--- BEGIN Listed entries ---

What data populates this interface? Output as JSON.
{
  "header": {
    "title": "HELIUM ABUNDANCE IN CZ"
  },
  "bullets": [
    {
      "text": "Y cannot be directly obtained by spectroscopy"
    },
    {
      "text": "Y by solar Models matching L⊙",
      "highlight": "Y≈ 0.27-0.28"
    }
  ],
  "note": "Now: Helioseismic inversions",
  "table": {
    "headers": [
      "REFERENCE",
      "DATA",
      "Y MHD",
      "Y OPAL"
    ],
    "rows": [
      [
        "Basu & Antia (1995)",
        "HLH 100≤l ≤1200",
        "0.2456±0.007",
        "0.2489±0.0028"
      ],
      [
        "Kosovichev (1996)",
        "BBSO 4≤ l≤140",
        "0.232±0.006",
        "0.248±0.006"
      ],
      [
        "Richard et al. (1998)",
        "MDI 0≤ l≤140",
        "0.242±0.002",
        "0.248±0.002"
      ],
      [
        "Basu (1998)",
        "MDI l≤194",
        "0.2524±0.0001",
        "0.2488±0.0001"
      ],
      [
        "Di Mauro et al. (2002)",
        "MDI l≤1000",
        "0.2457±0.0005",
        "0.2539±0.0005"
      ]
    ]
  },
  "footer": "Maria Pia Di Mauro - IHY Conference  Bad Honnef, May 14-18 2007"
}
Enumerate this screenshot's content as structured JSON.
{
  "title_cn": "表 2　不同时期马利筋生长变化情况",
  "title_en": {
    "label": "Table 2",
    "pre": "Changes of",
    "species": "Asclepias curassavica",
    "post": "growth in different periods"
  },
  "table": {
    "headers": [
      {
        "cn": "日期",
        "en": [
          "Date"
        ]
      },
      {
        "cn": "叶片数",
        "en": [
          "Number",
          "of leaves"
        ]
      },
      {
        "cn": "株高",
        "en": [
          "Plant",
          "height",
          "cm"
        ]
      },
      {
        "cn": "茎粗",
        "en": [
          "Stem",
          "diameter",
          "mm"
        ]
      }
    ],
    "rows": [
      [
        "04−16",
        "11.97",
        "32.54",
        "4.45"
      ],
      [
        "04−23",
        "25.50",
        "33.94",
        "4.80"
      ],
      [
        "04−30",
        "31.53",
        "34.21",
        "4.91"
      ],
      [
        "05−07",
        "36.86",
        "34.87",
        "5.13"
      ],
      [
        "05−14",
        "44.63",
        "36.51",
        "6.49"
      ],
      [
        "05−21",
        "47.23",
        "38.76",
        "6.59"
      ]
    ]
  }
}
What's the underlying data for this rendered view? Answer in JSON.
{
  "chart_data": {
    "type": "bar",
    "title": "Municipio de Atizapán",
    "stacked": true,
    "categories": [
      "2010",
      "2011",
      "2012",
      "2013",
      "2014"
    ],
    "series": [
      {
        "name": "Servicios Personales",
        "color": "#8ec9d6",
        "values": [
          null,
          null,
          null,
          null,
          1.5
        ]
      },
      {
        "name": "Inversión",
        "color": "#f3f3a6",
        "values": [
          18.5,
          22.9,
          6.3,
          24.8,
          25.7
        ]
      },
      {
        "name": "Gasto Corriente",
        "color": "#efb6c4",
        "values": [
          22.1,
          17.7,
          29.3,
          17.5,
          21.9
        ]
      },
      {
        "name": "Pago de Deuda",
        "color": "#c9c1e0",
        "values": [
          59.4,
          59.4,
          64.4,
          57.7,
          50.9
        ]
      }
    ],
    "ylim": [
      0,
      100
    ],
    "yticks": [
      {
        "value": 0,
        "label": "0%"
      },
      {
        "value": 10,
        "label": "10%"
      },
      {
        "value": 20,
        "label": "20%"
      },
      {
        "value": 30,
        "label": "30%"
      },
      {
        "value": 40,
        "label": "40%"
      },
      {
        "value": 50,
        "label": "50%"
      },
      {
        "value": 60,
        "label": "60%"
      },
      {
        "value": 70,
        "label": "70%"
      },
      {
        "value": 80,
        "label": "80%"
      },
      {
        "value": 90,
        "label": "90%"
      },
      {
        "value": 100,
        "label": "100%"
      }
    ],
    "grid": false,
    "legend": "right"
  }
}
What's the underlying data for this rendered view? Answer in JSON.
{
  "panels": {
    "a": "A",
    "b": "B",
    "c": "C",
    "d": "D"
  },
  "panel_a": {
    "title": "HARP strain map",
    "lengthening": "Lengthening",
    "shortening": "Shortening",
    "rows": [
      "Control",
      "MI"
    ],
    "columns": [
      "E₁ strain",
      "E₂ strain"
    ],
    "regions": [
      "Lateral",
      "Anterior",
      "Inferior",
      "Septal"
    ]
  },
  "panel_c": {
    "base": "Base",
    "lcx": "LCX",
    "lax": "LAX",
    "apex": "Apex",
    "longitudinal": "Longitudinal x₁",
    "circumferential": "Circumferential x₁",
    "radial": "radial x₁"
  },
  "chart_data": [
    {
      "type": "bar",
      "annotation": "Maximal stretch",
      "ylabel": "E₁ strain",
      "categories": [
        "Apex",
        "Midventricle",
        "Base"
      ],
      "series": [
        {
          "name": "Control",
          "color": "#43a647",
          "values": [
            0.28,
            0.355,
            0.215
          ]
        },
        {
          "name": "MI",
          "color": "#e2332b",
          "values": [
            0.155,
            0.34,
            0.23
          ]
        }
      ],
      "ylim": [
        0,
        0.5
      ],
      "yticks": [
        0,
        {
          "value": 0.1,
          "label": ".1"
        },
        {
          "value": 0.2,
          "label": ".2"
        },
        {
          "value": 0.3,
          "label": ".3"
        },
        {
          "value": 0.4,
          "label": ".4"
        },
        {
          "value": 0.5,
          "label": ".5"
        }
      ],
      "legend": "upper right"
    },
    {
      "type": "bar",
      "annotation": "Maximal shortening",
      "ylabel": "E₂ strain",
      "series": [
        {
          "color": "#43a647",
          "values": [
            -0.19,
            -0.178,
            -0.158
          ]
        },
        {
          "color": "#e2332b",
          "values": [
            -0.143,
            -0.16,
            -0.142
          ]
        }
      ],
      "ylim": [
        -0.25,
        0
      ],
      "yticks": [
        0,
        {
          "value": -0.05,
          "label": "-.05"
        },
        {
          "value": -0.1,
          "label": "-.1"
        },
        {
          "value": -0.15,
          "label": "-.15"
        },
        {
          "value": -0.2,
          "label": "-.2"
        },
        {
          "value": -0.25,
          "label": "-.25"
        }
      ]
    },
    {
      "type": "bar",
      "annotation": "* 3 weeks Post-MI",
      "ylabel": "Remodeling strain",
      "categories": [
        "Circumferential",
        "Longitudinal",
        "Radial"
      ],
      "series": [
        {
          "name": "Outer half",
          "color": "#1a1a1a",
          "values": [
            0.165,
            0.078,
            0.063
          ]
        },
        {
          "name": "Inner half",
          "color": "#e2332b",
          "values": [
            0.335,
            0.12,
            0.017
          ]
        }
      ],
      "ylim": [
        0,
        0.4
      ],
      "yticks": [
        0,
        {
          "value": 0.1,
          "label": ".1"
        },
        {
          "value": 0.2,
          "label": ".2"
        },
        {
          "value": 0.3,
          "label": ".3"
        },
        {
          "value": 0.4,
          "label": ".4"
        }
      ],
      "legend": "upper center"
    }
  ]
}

--- END Listed entries ---

■ **Exercise goal**
Copy out every line from the material above in which the word "name" appears.

■ **Solution**
        "name": "Servicios Personales",
        "name": "Inversión",
        "name": "Gasto Corriente",
        "name": "Pago de Deuda",
          "name": "Control",
          "name": "MI",
          "name": "Outer half",
          "name": "Inner half",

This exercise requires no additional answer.